AIM OF THE TASK:
Scan the entries below for the word "Noten". Copy each line that has it.

AVAILABLE DATA:
▬▬▬

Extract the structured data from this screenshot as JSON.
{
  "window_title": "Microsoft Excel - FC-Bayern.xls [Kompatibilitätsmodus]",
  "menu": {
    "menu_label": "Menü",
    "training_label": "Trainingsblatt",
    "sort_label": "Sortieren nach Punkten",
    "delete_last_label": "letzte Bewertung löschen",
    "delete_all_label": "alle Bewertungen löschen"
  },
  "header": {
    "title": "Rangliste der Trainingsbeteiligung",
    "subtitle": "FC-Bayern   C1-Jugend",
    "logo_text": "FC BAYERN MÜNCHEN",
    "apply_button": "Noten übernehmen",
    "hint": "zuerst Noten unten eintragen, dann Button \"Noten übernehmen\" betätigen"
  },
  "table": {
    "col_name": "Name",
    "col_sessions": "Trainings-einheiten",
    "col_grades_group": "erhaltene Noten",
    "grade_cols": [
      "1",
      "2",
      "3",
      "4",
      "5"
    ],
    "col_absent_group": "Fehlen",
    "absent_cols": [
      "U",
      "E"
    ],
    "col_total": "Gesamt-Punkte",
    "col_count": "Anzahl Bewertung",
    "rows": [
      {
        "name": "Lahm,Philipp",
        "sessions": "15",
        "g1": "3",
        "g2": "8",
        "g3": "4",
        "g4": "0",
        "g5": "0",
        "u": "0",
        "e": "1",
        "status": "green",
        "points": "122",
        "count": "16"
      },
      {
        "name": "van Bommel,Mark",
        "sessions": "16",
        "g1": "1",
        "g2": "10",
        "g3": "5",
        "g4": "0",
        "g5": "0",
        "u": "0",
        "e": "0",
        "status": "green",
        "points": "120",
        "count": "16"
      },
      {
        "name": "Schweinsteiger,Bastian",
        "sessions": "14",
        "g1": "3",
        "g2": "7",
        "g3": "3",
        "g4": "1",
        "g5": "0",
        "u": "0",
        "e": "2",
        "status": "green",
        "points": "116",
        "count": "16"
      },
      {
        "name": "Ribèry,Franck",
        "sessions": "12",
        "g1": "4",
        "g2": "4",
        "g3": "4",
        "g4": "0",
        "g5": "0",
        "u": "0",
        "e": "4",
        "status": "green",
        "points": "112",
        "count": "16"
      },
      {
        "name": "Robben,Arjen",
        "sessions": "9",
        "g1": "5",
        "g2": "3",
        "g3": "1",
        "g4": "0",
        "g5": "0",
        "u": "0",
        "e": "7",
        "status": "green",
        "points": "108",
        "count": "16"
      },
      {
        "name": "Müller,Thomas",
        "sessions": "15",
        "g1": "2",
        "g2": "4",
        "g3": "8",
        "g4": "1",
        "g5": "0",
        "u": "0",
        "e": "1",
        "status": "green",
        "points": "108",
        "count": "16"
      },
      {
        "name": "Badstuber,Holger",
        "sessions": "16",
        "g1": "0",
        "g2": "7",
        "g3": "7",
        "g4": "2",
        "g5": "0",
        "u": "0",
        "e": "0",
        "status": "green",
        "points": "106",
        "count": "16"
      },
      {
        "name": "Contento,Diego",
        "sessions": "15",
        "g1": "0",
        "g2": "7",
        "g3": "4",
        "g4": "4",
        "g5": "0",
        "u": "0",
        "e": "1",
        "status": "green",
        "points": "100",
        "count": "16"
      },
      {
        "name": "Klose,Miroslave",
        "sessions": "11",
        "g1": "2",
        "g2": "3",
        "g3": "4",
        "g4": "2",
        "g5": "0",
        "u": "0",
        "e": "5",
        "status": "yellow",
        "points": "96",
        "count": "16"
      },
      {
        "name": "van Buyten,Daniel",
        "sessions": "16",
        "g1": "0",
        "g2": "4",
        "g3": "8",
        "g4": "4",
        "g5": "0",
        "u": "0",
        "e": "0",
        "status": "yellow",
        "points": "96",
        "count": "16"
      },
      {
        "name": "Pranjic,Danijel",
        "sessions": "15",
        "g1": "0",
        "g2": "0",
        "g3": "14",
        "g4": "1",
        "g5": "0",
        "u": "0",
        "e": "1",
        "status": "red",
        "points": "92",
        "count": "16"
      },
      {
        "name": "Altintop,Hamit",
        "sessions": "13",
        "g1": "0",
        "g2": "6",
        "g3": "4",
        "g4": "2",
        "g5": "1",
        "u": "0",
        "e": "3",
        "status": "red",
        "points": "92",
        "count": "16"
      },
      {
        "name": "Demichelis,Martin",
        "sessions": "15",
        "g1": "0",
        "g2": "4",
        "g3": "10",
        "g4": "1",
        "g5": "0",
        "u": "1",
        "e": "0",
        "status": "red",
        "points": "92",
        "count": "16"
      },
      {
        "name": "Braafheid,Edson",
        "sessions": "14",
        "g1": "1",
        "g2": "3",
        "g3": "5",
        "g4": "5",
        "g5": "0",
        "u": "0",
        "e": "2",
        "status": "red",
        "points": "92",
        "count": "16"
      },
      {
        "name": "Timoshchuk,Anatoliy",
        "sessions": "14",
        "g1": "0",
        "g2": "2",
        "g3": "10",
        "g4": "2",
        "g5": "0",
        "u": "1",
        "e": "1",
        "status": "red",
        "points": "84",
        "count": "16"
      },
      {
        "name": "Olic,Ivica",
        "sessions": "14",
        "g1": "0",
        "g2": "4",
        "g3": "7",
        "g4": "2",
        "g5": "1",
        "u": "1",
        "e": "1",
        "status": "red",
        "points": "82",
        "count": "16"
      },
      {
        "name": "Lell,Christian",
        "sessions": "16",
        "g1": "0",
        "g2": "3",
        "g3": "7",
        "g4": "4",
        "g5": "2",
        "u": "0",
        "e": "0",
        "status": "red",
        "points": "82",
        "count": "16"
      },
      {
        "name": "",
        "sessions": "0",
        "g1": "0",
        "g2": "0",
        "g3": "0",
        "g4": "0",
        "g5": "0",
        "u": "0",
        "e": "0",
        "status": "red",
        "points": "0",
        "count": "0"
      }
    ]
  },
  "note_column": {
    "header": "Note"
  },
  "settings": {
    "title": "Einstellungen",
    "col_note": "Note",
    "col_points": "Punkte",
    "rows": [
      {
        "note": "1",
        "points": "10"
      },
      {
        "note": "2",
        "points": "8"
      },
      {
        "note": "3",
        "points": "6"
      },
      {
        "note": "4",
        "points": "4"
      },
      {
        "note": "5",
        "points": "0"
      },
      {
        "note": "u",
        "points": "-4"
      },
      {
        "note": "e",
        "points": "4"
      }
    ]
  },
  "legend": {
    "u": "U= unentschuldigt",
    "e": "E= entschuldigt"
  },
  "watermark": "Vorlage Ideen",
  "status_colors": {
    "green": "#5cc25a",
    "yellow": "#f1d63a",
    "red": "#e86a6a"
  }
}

▬▬▬

OUTPUT OF THE EXERCISE:
    "apply_button": "Noten übernehmen",
    "hint": "zuerst Noten unten eintragen, dann Button \"Noten übernehmen\" betätigen"
    "col_grades_group": "erhaltene Noten",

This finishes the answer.